WHAT THIS TASK INVOLVES: Lines that hold the word "PŁATNIKA" should be located and copied.

A block of data:
__________________________________________________
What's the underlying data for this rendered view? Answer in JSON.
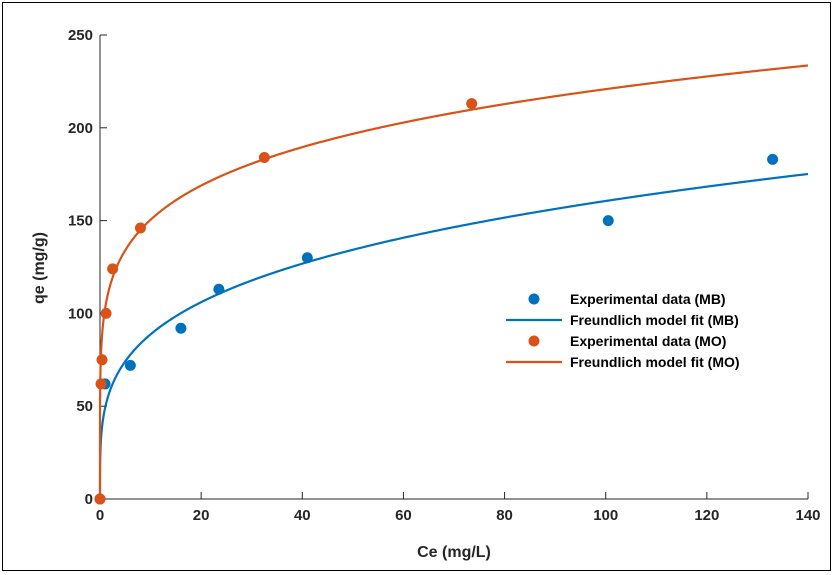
{
  "chart_data": {
    "type": "scatter",
    "title": "",
    "xlabel": "Ce (mg/L)",
    "ylabel": "qe (mg/g)",
    "xlim": [
      0,
      140
    ],
    "ylim": [
      0,
      250
    ],
    "xticks": [
      0,
      20,
      40,
      60,
      80,
      100,
      120,
      140
    ],
    "yticks": [
      0,
      50,
      100,
      150,
      200,
      250
    ],
    "grid": false,
    "legend_position": "right-center",
    "series": [
      {
        "name": "Experimental data (MB)",
        "kind": "points",
        "color": "#0072BD",
        "x": [
          0,
          1,
          6,
          16,
          23.5,
          41,
          100.5,
          133
        ],
        "y": [
          0,
          62,
          72,
          92,
          113,
          130,
          150,
          183
        ]
      },
      {
        "name": "Freundlich model fit (MB)",
        "kind": "line",
        "color": "#0072BD",
        "model": "freundlich",
        "Kf": 49.0,
        "n": 3.88
      },
      {
        "name": "Experimental data (MO)",
        "kind": "points",
        "color": "#D95319",
        "x": [
          0,
          0.2,
          0.4,
          1.2,
          2.5,
          8,
          32.5,
          73.5
        ],
        "y": [
          0,
          62,
          75,
          100,
          124,
          146,
          184,
          213
        ]
      },
      {
        "name": "Freundlich model fit (MO)",
        "kind": "line",
        "color": "#D95319",
        "model": "freundlich",
        "Kf": 102.5,
        "n": 6.0
      }
    ]
  }
}
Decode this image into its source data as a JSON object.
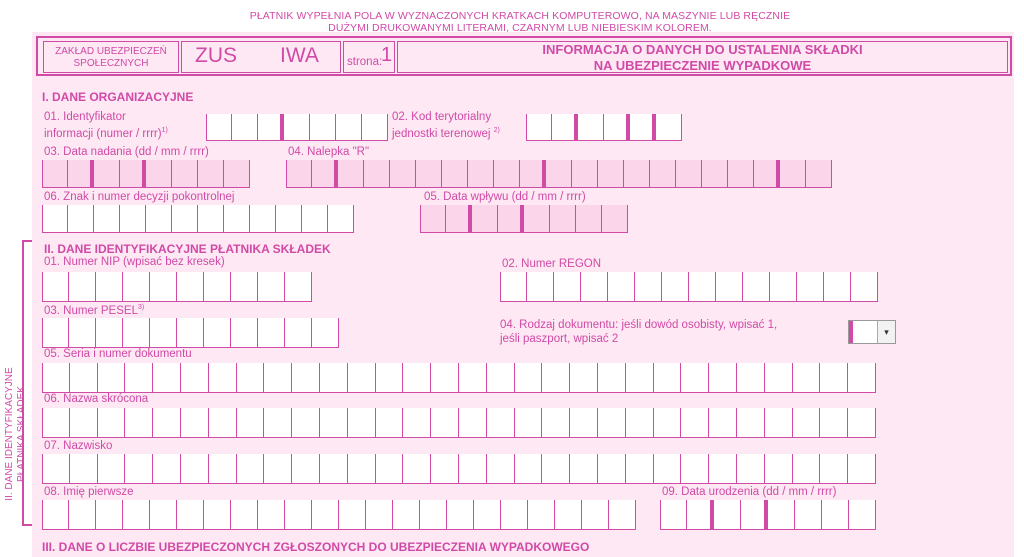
{
  "notice": {
    "line1": "PŁATNIK WYPEŁNIA POLA W WYZNACZONYCH KRATKACH KOMPUTEROWO, NA MASZYNIE LUB RĘCZNIE",
    "line2": "DUŻYMI DRUKOWANYMI LITERAMI, CZARNYM LUB NIEBIESKIM KOLOREM."
  },
  "header": {
    "zaklad_line1": "ZAKŁAD UBEZPIECZEŃ",
    "zaklad_line2": "SPOŁECZNYCH",
    "zus": "ZUS",
    "form_code": "IWA",
    "page_label": "strona:",
    "page_number": "1",
    "title_line1": "INFORMACJA O DANYCH DO USTALENIA SKŁADKI",
    "title_line2": "NA UBEZPIECZENIE WYPADKOWE"
  },
  "section1": {
    "title": "I. DANE ORGANIZACYJNE",
    "f01_line1": "01. Identyfikator",
    "f01_line2": "informacji (numer / rrrr)",
    "f01_sup": "1)",
    "f02_line1": "02. Kod terytorialny",
    "f02_line2": "jednostki terenowej",
    "f02_sup": "2)",
    "f03": "03. Data nadania (dd / mm / rrrr)",
    "f04": "04. Nalepka \"R\"",
    "f06": "06. Znak i numer decyzji pokontrolnej",
    "f05": "05. Data wpływu (dd / mm / rrrr)"
  },
  "section2": {
    "title": "II. DANE IDENTYFIKACYJNE PŁATNIKA SKŁADEK",
    "vertical_line1": "II. DANE IDENTYFIKACYJNE",
    "vertical_line2": "PŁATNIKA SKŁADEK",
    "f01": "01. Numer NIP (wpisać bez kresek)",
    "f02": "02.  Numer REGON",
    "f03": "03.  Numer PESEL",
    "f03_sup": "3)",
    "f04_line1": "04. Rodzaj dokumentu: jeśli dowód osobisty, wpisać 1,",
    "f04_line2": "jeśli paszport, wpisać 2",
    "f05": "05.  Seria i numer dokumentu",
    "f06": "06.  Nazwa  skrócona",
    "f07": "07.  Nazwisko",
    "f08": "08.  Imię  pierwsze",
    "f09": "09.  Data urodzenia (dd / mm / rrrr)"
  },
  "section3": {
    "title": "III. DANE O LICZBIE UBEZPIECZONYCH ZGŁOSZONYCH DO UBEZPIECZENIA WYPADKOWEGO"
  },
  "document_type_select": {
    "value": ""
  }
}
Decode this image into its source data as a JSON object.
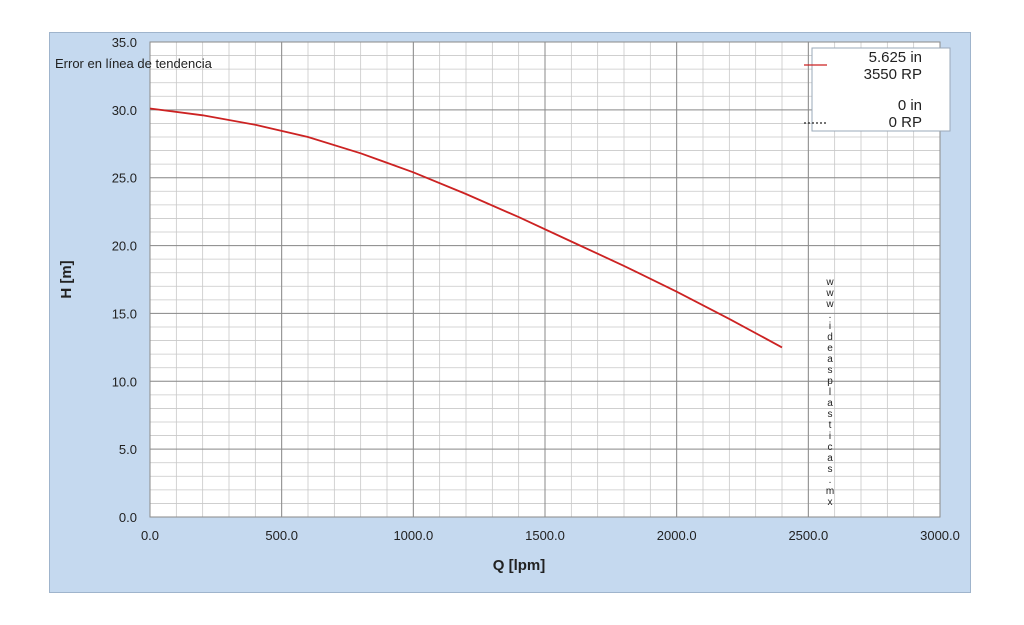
{
  "chart_data": {
    "type": "line",
    "xlabel": "Q [lpm]",
    "ylabel": "H [m]",
    "xlim": [
      0,
      3000
    ],
    "ylim": [
      0,
      35
    ],
    "xticks": [
      "0.0",
      "500.0",
      "1000.0",
      "1500.0",
      "2000.0",
      "2500.0",
      "3000.0"
    ],
    "yticks": [
      "0.0",
      "5.0",
      "10.0",
      "15.0",
      "20.0",
      "25.0",
      "30.0",
      "35.0"
    ],
    "grid": true,
    "annotation": "Error en línea de tendencia",
    "series": [
      {
        "name_lines": [
          "5.625 in",
          "3550 RP"
        ],
        "color": "#cc2222",
        "x": [
          0,
          200,
          400,
          600,
          800,
          1000,
          1200,
          1400,
          1600,
          1800,
          2000,
          2200,
          2400
        ],
        "y": [
          30.1,
          29.6,
          28.9,
          28.0,
          26.8,
          25.4,
          23.8,
          22.1,
          20.3,
          18.5,
          16.6,
          14.6,
          12.5
        ]
      },
      {
        "name_lines": [
          "0 in",
          "0 RP"
        ],
        "color": "#222222",
        "x": [],
        "y": []
      }
    ],
    "legend_position": "top-right",
    "watermark": "www.ideasplasticas.mx"
  }
}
__________________________________________________
COMPLETE RESPONSE:
    "title": "II. DANE IDENTYFIKACYJNE PŁATNIKA SKŁADEK",
    "vertical_line2": "PŁATNIKA SKŁADEK",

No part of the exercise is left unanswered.